● PROBLEM TO SOLVE: Find all the lines with "name" and gather them.

◆ ◆ ◆ ◆ ◆ ◆ ◆

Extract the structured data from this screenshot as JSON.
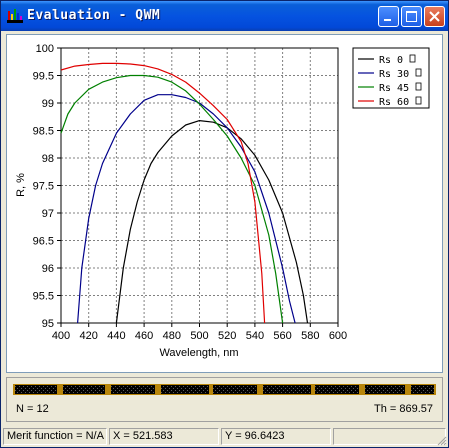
{
  "window": {
    "title": "Evaluation - QWM",
    "icon": "bar-chart-app-icon",
    "buttons": [
      "minimize-icon",
      "maximize-icon",
      "close-icon"
    ]
  },
  "chart_data": {
    "type": "line",
    "title": "",
    "xlabel": "Wavelength, nm",
    "ylabel": "R, %",
    "xlim": [
      400,
      600
    ],
    "ylim": [
      95,
      100
    ],
    "xticks": [
      400,
      420,
      440,
      460,
      480,
      500,
      520,
      540,
      560,
      580,
      600
    ],
    "yticks": [
      95,
      95.5,
      96,
      96.5,
      97,
      97.5,
      98,
      98.5,
      99,
      99.5,
      100
    ],
    "grid": true,
    "legend_position": "top-right",
    "series": [
      {
        "name": "Rs  0",
        "color": "#000000",
        "x": [
          440,
          445,
          450,
          455,
          460,
          465,
          470,
          480,
          490,
          500,
          510,
          520,
          530,
          540,
          550,
          560,
          570,
          575,
          578
        ],
        "y": [
          95,
          96.0,
          96.7,
          97.2,
          97.6,
          97.9,
          98.1,
          98.4,
          98.6,
          98.68,
          98.65,
          98.55,
          98.35,
          98.05,
          97.6,
          97.0,
          96.1,
          95.5,
          95
        ]
      },
      {
        "name": "Rs  30",
        "color": "#00008B",
        "x": [
          412,
          415,
          420,
          425,
          430,
          440,
          450,
          460,
          470,
          480,
          490,
          500,
          510,
          520,
          530,
          540,
          550,
          560,
          565,
          569
        ],
        "y": [
          95,
          96.0,
          96.9,
          97.5,
          97.9,
          98.45,
          98.8,
          99.05,
          99.15,
          99.15,
          99.1,
          99.0,
          98.8,
          98.55,
          98.2,
          97.75,
          97.0,
          96.0,
          95.4,
          95
        ]
      },
      {
        "name": "Rs  45",
        "color": "#008000",
        "x": [
          400,
          405,
          410,
          420,
          430,
          440,
          450,
          460,
          470,
          480,
          490,
          500,
          510,
          520,
          530,
          540,
          550,
          555,
          560
        ],
        "y": [
          98.45,
          98.8,
          99.0,
          99.25,
          99.38,
          99.46,
          99.5,
          99.5,
          99.47,
          99.38,
          99.22,
          98.98,
          98.7,
          98.4,
          98.0,
          97.5,
          96.6,
          95.9,
          95
        ]
      },
      {
        "name": "Rs  60",
        "color": "#E00000",
        "x": [
          400,
          410,
          420,
          430,
          440,
          450,
          460,
          470,
          480,
          490,
          500,
          510,
          520,
          530,
          535,
          540,
          545,
          547
        ],
        "y": [
          99.6,
          99.67,
          99.7,
          99.72,
          99.72,
          99.71,
          99.68,
          99.62,
          99.52,
          99.38,
          99.18,
          98.95,
          98.7,
          98.3,
          97.9,
          97.2,
          95.9,
          95
        ]
      }
    ]
  },
  "progress": {
    "N_label": "N = 12",
    "Th_label": "Th = 869.57"
  },
  "status": {
    "merit": "Merit function = N/A",
    "x": "X = 521.583",
    "y": "Y = 96.6423"
  }
}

◆ ◆ ◆ ◆ ◆ ◆ ◆

● RESPONSE FOR THIS EXERCISE:
        "name": "Rs  0",
        "name": "Rs  30",
        "name": "Rs  45",
        "name": "Rs  60",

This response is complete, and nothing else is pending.